▽

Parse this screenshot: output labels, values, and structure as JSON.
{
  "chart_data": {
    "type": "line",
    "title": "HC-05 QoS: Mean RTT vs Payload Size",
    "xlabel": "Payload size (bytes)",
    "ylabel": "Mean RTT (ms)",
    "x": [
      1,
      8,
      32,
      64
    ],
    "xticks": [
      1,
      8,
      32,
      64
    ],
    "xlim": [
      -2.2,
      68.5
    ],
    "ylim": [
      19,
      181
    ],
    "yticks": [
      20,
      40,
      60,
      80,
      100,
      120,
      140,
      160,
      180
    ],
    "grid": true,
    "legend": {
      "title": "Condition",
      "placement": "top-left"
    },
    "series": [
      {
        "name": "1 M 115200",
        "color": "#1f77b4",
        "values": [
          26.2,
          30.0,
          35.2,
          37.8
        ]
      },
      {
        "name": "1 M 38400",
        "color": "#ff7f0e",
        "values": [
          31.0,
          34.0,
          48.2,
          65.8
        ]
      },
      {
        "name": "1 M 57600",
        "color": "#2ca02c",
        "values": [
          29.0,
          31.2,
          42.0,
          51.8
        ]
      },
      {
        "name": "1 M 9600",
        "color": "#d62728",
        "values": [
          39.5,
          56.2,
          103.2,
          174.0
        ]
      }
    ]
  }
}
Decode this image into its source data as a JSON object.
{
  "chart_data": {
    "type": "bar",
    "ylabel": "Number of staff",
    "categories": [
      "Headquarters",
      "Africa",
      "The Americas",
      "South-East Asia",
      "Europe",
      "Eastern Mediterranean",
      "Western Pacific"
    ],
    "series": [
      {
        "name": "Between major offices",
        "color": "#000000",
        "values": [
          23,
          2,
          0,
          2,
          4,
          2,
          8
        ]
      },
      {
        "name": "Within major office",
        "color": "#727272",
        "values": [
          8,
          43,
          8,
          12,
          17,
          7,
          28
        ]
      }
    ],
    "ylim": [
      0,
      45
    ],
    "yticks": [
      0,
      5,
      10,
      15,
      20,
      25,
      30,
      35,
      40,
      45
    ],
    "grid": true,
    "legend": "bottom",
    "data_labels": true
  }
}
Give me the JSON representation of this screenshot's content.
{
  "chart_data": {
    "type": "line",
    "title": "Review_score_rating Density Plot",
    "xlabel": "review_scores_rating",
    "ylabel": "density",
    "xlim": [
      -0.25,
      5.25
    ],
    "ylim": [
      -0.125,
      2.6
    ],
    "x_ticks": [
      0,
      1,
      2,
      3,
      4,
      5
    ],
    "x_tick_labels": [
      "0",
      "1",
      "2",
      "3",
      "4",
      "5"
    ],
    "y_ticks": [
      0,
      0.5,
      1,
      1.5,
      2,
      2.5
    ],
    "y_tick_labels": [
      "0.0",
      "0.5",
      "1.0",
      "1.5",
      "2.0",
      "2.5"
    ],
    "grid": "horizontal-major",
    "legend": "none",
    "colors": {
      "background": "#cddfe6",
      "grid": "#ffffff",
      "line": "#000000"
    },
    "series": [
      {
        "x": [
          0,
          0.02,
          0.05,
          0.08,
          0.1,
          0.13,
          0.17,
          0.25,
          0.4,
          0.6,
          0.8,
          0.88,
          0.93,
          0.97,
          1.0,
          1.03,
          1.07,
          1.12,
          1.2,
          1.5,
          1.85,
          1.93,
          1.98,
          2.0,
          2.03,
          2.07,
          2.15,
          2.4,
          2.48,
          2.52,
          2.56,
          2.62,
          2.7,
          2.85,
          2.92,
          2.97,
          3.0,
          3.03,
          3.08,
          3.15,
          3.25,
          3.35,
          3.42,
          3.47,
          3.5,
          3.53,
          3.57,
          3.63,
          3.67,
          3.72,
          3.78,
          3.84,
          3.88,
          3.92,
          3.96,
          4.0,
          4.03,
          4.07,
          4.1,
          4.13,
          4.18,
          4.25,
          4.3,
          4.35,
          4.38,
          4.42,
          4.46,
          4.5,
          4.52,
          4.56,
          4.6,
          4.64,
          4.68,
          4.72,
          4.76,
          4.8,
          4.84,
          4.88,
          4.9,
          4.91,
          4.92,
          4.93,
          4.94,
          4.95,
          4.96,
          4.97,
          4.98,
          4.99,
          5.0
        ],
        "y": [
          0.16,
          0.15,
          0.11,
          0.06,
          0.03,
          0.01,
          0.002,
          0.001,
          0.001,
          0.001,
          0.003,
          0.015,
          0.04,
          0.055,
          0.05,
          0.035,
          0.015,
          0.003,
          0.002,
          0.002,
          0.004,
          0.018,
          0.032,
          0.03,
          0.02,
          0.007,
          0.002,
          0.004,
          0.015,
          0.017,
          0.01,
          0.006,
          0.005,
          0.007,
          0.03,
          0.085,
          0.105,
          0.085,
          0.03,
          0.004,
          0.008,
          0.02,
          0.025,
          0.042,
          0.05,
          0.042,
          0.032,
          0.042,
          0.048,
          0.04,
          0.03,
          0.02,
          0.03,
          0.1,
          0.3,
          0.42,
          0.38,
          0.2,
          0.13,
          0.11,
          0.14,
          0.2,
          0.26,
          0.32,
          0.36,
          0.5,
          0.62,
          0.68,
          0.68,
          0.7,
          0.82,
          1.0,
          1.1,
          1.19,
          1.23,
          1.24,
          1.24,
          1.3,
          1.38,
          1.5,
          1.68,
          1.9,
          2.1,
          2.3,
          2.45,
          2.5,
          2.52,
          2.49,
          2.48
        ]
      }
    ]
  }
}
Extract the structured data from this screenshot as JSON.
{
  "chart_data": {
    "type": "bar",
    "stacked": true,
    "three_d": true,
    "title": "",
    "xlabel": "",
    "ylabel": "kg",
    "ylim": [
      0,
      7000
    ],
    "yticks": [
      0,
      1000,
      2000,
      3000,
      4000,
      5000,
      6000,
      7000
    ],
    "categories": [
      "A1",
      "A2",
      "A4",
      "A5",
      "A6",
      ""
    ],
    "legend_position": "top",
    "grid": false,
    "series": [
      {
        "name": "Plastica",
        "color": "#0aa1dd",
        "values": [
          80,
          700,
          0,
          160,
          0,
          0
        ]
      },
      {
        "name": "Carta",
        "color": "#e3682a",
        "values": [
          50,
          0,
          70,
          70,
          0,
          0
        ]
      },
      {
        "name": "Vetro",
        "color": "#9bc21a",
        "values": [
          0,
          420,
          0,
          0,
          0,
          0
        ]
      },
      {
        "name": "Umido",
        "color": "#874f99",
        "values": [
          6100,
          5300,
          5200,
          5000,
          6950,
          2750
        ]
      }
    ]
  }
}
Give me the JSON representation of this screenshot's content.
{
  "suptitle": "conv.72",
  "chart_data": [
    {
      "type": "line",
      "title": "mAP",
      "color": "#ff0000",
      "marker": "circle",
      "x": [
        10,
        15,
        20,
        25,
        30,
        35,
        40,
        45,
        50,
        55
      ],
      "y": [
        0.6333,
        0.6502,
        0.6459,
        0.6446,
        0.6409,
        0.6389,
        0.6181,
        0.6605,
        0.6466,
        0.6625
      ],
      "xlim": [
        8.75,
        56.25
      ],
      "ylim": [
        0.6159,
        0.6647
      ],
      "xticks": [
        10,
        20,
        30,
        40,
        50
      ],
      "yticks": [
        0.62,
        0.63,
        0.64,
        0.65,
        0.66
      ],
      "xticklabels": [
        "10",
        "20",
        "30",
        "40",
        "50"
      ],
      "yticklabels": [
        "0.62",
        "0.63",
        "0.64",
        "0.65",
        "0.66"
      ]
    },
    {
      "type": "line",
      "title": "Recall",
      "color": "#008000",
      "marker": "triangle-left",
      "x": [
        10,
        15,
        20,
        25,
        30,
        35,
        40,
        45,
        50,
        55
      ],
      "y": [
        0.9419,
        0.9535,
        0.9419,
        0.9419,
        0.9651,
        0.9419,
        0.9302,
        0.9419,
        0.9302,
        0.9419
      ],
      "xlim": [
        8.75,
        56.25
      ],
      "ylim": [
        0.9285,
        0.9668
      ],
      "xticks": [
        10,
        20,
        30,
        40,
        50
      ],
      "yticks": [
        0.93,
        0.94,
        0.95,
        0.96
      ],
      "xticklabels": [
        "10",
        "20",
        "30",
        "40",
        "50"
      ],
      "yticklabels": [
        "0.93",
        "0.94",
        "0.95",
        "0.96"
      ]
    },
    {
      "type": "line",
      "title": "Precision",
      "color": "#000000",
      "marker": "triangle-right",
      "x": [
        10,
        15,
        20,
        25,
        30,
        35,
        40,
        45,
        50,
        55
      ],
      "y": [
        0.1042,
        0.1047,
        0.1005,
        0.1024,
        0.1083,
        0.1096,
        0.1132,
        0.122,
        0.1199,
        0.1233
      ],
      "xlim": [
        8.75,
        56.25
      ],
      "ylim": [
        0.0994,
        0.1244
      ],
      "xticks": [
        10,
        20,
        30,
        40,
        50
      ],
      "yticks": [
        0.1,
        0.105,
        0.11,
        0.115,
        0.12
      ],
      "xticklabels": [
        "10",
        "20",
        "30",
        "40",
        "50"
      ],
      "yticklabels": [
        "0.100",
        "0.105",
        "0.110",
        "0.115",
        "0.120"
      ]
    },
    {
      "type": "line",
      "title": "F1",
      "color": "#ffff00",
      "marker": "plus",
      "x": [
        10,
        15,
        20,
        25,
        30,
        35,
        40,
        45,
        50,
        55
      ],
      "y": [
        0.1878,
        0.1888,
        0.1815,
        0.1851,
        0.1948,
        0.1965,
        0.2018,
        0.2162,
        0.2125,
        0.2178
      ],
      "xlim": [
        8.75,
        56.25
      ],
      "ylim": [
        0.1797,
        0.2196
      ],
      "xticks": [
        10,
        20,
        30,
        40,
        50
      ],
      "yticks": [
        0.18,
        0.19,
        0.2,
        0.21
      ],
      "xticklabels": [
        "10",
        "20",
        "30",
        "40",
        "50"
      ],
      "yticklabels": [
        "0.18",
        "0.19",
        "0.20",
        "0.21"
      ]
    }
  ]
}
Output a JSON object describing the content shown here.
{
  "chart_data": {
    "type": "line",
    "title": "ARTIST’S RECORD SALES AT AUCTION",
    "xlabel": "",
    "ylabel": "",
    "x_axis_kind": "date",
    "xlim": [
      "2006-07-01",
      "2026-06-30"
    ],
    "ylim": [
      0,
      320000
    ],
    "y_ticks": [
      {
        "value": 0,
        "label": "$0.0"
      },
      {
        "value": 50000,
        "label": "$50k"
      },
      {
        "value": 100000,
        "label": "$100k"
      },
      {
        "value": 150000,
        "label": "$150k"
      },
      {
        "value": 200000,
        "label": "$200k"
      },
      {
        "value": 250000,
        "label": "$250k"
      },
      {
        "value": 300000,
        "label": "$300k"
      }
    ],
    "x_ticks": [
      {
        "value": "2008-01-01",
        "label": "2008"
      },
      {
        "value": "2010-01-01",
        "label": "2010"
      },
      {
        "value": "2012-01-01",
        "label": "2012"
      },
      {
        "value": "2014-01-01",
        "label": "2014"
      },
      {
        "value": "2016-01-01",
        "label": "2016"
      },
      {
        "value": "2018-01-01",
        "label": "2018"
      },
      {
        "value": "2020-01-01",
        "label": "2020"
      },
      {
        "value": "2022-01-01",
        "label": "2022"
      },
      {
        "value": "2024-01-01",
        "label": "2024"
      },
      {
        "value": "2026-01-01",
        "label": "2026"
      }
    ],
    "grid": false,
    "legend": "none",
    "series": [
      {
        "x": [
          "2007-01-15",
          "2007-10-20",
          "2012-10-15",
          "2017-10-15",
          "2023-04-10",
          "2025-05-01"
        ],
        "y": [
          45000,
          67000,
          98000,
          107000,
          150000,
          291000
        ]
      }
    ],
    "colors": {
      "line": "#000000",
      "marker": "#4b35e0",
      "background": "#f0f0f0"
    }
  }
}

△

WHAT NEEDS TO BE DONE: Among the lines of the data above, determine how many contain the word "Mean". Report the number alone.

RESPONSE FOR THIS EXERCISE: 2